(Data records)
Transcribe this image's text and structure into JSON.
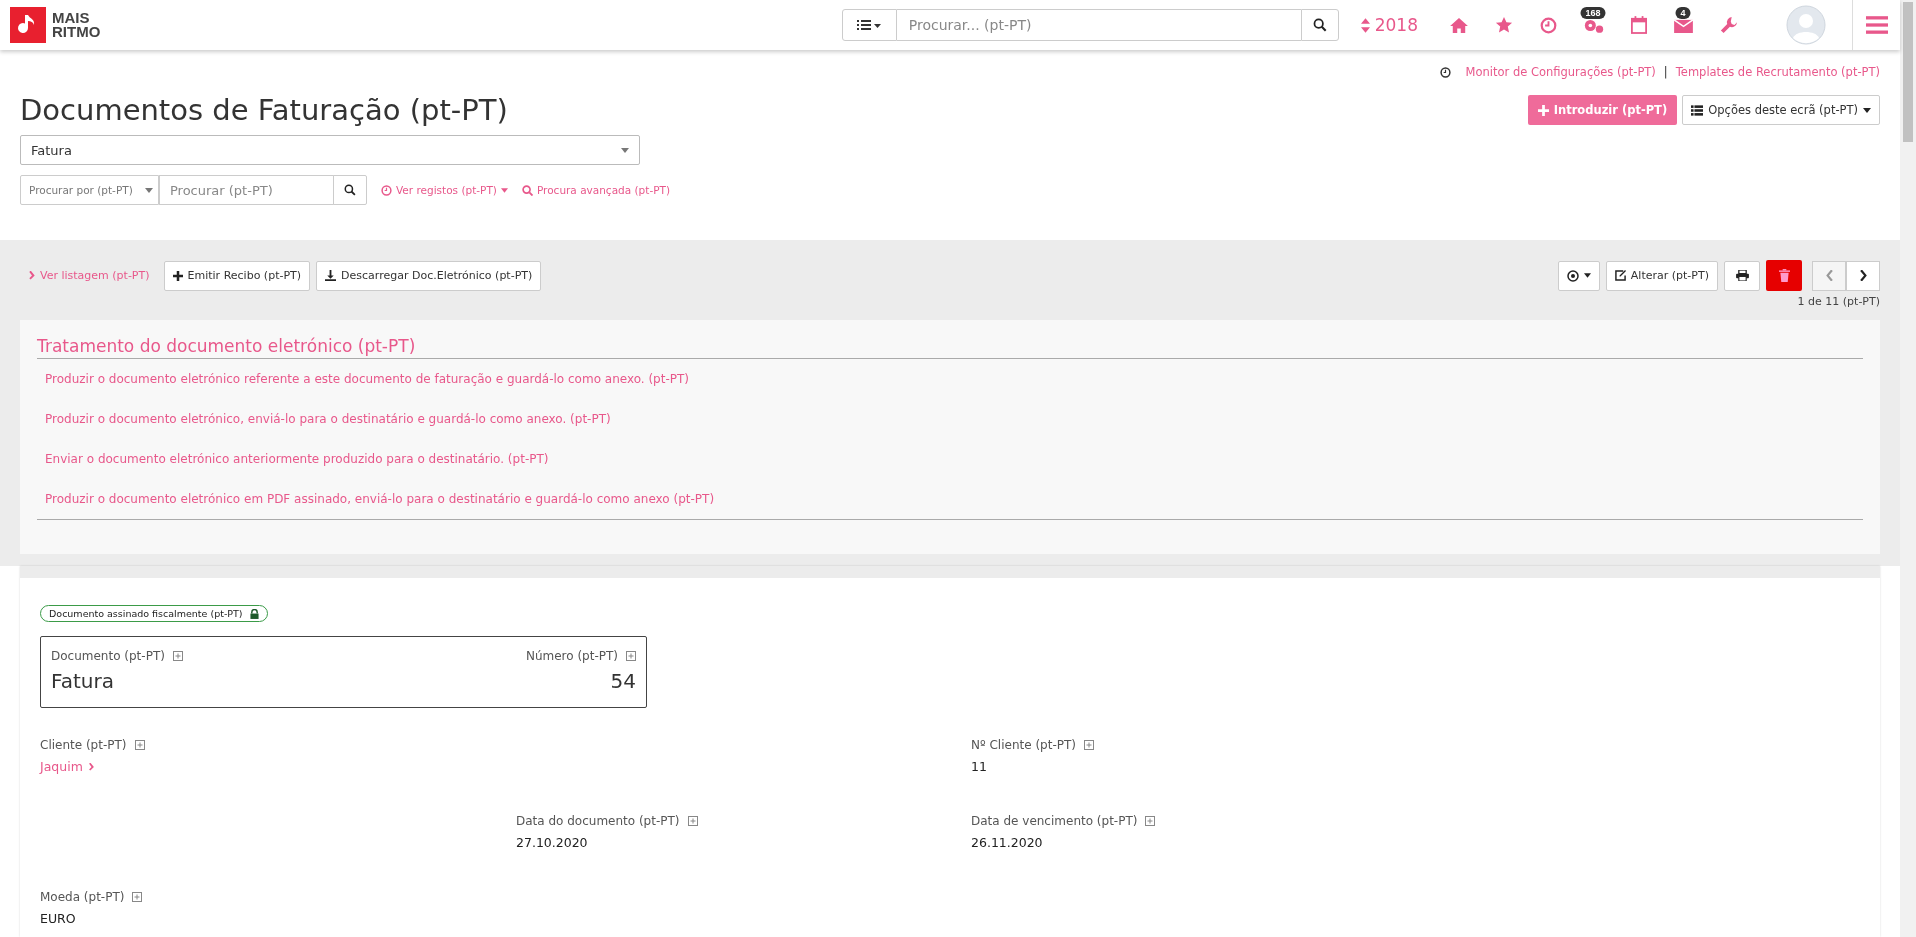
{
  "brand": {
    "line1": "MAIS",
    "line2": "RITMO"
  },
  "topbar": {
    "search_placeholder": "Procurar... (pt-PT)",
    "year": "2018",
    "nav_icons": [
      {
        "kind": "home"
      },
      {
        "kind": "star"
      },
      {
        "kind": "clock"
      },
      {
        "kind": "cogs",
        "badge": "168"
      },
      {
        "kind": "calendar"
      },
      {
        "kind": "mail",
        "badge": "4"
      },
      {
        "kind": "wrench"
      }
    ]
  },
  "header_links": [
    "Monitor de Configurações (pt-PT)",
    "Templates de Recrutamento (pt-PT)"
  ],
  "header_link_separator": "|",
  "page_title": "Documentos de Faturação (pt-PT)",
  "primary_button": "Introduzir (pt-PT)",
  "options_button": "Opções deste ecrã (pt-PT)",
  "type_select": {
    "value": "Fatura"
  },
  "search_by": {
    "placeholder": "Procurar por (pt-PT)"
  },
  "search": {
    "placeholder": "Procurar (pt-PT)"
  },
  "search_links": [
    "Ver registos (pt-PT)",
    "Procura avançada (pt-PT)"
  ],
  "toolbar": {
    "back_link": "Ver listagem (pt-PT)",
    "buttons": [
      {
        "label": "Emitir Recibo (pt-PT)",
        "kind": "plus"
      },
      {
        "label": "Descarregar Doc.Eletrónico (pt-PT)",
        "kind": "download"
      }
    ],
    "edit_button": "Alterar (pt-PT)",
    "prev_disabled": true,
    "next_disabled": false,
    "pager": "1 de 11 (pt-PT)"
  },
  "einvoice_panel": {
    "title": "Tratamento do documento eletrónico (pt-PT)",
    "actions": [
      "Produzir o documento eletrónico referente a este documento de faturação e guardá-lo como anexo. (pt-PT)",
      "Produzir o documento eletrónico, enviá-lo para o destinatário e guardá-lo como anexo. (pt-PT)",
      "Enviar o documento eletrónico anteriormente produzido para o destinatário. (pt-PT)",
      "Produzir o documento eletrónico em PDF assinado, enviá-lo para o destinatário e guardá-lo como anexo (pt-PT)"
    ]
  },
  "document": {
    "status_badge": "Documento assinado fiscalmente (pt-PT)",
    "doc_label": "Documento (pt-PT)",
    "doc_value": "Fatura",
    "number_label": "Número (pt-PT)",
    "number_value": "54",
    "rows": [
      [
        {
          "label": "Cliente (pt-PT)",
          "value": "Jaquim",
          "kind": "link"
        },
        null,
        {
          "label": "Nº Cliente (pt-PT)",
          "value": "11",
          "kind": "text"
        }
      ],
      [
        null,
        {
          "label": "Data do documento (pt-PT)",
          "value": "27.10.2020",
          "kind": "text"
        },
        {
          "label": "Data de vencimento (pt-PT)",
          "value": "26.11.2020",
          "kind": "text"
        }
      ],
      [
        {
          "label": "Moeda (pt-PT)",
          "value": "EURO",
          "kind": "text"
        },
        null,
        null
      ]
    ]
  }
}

» What you should do
Write out every line of the data that holds the word "Cliente".

» Written answer
          "label": "Cliente (pt-PT)",
          "label": "Nº Cliente (pt-PT)",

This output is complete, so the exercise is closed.